**REQUIRED WORK**
Reproduce the data below verbatim from the line containing "Read all visible content and emit it as JSON." through its final line, and produce nothing more.

**EXCERPTED RECORDS**
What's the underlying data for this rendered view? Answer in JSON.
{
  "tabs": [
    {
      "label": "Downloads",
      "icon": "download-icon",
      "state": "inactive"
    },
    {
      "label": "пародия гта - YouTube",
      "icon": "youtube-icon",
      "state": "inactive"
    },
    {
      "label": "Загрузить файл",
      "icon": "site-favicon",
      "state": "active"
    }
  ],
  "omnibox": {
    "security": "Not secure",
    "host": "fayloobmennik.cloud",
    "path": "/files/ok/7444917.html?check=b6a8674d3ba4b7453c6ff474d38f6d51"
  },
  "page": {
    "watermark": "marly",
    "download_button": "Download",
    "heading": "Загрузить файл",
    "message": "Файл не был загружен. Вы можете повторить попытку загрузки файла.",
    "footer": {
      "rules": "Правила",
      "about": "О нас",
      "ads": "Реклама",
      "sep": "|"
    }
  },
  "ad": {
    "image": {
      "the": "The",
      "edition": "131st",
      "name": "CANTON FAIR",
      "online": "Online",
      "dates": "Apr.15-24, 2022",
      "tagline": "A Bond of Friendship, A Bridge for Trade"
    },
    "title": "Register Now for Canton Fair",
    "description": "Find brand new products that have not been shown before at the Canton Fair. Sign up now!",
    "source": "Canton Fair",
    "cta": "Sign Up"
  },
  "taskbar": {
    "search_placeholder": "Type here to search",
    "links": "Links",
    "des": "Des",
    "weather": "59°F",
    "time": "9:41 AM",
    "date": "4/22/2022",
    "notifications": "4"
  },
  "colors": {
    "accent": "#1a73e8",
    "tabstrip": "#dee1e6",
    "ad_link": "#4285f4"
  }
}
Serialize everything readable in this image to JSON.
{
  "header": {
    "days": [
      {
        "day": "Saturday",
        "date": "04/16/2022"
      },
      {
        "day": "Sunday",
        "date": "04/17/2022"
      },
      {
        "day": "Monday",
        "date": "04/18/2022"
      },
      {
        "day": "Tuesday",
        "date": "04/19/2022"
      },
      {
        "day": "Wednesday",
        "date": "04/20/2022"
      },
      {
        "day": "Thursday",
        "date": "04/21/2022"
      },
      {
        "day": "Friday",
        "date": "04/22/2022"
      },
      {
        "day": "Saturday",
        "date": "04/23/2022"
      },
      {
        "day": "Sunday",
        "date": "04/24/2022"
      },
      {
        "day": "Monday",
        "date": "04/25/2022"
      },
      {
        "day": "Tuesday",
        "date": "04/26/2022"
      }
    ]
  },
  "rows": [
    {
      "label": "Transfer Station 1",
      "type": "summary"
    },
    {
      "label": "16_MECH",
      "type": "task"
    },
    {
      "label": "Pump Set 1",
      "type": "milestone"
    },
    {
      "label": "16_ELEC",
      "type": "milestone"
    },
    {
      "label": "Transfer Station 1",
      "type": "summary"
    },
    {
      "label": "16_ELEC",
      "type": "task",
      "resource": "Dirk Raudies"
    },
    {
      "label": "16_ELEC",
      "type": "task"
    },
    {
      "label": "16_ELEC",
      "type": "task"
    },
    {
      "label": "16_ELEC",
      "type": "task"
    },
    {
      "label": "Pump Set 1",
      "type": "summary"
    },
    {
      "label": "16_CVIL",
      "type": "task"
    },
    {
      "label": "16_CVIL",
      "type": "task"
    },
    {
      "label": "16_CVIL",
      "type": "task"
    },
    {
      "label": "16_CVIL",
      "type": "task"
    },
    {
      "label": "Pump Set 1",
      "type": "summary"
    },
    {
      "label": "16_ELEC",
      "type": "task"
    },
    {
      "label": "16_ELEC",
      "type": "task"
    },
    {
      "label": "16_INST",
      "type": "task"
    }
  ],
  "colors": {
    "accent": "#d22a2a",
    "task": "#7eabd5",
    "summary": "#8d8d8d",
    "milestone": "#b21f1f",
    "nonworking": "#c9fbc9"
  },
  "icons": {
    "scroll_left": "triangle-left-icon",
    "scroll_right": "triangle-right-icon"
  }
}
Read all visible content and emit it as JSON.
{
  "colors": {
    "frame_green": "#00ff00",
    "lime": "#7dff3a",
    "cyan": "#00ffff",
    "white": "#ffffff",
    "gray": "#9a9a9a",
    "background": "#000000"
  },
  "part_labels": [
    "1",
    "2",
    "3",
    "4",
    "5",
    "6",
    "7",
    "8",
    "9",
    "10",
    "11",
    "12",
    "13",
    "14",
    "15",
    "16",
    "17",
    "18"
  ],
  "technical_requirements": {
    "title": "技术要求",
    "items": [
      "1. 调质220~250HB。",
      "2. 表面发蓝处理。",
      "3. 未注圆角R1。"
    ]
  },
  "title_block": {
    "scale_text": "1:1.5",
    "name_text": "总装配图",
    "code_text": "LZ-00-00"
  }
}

**RESULT FOR THIS TASK**
Read all visible content and emit it as JSON.
{
  "colors": {
    "frame_green": "#00ff00",
    "lime": "#7dff3a",
    "cyan": "#00ffff",
    "white": "#ffffff",
    "gray": "#9a9a9a",
    "background": "#000000"
  },
  "part_labels": [
    "1",
    "2",
    "3",
    "4",
    "5",
    "6",
    "7",
    "8",
    "9",
    "10",
    "11",
    "12",
    "13",
    "14",
    "15",
    "16",
    "17",
    "18"
  ],
  "technical_requirements": {
    "title": "技术要求",
    "items": [
      "1. 调质220~250HB。",
      "2. 表面发蓝处理。",
      "3. 未注圆角R1。"
    ]
  },
  "title_block": {
    "scale_text": "1:1.5",
    "name_text": "总装配图",
    "code_text": "LZ-00-00"
  }
}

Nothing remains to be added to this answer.